WHAT YOU HAVE TO DO | Will you transcribe the entries that follow, exactly and in full?

===== INFORMATION SUPPLIED =====

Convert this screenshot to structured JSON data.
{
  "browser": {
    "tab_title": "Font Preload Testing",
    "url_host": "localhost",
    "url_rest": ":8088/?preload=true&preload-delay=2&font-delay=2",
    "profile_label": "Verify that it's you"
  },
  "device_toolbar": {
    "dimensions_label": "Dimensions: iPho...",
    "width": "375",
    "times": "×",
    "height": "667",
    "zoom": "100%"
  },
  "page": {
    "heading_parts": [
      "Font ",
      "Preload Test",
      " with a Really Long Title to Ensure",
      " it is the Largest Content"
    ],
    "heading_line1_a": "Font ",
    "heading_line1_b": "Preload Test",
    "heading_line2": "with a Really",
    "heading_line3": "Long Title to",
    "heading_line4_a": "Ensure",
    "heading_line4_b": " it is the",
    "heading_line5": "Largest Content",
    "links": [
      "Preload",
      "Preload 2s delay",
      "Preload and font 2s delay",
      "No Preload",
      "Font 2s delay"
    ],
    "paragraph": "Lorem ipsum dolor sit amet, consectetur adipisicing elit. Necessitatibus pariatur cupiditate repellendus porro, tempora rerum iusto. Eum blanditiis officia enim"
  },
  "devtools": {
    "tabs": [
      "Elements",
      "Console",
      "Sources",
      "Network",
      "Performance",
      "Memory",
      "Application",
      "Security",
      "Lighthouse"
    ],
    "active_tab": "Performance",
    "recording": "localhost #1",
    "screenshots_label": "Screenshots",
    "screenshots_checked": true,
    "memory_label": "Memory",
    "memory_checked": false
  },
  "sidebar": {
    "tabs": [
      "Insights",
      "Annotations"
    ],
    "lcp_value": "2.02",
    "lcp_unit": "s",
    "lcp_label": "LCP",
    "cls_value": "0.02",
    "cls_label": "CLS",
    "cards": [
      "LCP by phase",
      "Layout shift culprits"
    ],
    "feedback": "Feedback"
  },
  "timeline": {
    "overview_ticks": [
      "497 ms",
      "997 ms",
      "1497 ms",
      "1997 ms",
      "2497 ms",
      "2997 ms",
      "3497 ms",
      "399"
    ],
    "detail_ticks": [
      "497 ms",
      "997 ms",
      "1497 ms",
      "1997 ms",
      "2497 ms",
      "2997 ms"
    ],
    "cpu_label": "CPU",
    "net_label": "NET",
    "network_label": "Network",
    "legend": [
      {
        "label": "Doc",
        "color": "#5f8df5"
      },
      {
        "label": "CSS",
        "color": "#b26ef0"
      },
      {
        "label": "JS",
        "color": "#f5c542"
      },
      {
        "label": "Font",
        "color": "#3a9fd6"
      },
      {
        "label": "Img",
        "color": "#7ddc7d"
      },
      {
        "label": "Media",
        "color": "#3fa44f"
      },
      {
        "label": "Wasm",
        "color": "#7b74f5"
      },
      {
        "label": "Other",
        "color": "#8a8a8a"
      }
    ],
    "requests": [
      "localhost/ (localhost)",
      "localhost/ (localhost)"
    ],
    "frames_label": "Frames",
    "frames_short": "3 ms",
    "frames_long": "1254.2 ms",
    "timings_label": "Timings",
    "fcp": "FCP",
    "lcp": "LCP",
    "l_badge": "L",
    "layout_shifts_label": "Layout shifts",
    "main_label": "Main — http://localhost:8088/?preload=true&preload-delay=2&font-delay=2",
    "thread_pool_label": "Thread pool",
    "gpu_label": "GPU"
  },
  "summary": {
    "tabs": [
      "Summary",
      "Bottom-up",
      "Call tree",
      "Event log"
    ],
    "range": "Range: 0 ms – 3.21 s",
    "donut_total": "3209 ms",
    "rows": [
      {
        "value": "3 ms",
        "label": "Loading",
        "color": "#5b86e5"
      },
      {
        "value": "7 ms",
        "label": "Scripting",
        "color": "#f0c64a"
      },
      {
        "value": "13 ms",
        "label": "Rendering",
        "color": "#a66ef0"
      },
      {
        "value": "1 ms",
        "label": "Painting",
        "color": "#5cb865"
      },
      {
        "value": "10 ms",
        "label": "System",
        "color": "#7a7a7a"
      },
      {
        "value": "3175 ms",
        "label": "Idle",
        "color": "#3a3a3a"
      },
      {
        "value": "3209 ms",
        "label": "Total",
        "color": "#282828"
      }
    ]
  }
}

=====

WRITTEN RESPONSE |
Convert this screenshot to structured JSON data.
{
  "browser": {
    "tab_title": "Font Preload Testing",
    "url_host": "localhost",
    "url_rest": ":8088/?preload=true&preload-delay=2&font-delay=2",
    "profile_label": "Verify that it's you"
  },
  "device_toolbar": {
    "dimensions_label": "Dimensions: iPho...",
    "width": "375",
    "times": "×",
    "height": "667",
    "zoom": "100%"
  },
  "page": {
    "heading_parts": [
      "Font ",
      "Preload Test",
      " with a Really Long Title to Ensure",
      " it is the Largest Content"
    ],
    "heading_line1_a": "Font ",
    "heading_line1_b": "Preload Test",
    "heading_line2": "with a Really",
    "heading_line3": "Long Title to",
    "heading_line4_a": "Ensure",
    "heading_line4_b": " it is the",
    "heading_line5": "Largest Content",
    "links": [
      "Preload",
      "Preload 2s delay",
      "Preload and font 2s delay",
      "No Preload",
      "Font 2s delay"
    ],
    "paragraph": "Lorem ipsum dolor sit amet, consectetur adipisicing elit. Necessitatibus pariatur cupiditate repellendus porro, tempora rerum iusto. Eum blanditiis officia enim"
  },
  "devtools": {
    "tabs": [
      "Elements",
      "Console",
      "Sources",
      "Network",
      "Performance",
      "Memory",
      "Application",
      "Security",
      "Lighthouse"
    ],
    "active_tab": "Performance",
    "recording": "localhost #1",
    "screenshots_label": "Screenshots",
    "screenshots_checked": true,
    "memory_label": "Memory",
    "memory_checked": false
  },
  "sidebar": {
    "tabs": [
      "Insights",
      "Annotations"
    ],
    "lcp_value": "2.02",
    "lcp_unit": "s",
    "lcp_label": "LCP",
    "cls_value": "0.02",
    "cls_label": "CLS",
    "cards": [
      "LCP by phase",
      "Layout shift culprits"
    ],
    "feedback": "Feedback"
  },
  "timeline": {
    "overview_ticks": [
      "497 ms",
      "997 ms",
      "1497 ms",
      "1997 ms",
      "2497 ms",
      "2997 ms",
      "3497 ms",
      "399"
    ],
    "detail_ticks": [
      "497 ms",
      "997 ms",
      "1497 ms",
      "1997 ms",
      "2497 ms",
      "2997 ms"
    ],
    "cpu_label": "CPU",
    "net_label": "NET",
    "network_label": "Network",
    "legend": [
      {
        "label": "Doc",
        "color": "#5f8df5"
      },
      {
        "label": "CSS",
        "color": "#b26ef0"
      },
      {
        "label": "JS",
        "color": "#f5c542"
      },
      {
        "label": "Font",
        "color": "#3a9fd6"
      },
      {
        "label": "Img",
        "color": "#7ddc7d"
      },
      {
        "label": "Media",
        "color": "#3fa44f"
      },
      {
        "label": "Wasm",
        "color": "#7b74f5"
      },
      {
        "label": "Other",
        "color": "#8a8a8a"
      }
    ],
    "requests": [
      "localhost/ (localhost)",
      "localhost/ (localhost)"
    ],
    "frames_label": "Frames",
    "frames_short": "3 ms",
    "frames_long": "1254.2 ms",
    "timings_label": "Timings",
    "fcp": "FCP",
    "lcp": "LCP",
    "l_badge": "L",
    "layout_shifts_label": "Layout shifts",
    "main_label": "Main — http://localhost:8088/?preload=true&preload-delay=2&font-delay=2",
    "thread_pool_label": "Thread pool",
    "gpu_label": "GPU"
  },
  "summary": {
    "tabs": [
      "Summary",
      "Bottom-up",
      "Call tree",
      "Event log"
    ],
    "range": "Range: 0 ms – 3.21 s",
    "donut_total": "3209 ms",
    "rows": [
      {
        "value": "3 ms",
        "label": "Loading",
        "color": "#5b86e5"
      },
      {
        "value": "7 ms",
        "label": "Scripting",
        "color": "#f0c64a"
      },
      {
        "value": "13 ms",
        "label": "Rendering",
        "color": "#a66ef0"
      },
      {
        "value": "1 ms",
        "label": "Painting",
        "color": "#5cb865"
      },
      {
        "value": "10 ms",
        "label": "System",
        "color": "#7a7a7a"
      },
      {
        "value": "3175 ms",
        "label": "Idle",
        "color": "#3a3a3a"
      },
      {
        "value": "3209 ms",
        "label": "Total",
        "color": "#282828"
      }
    ]
  }
}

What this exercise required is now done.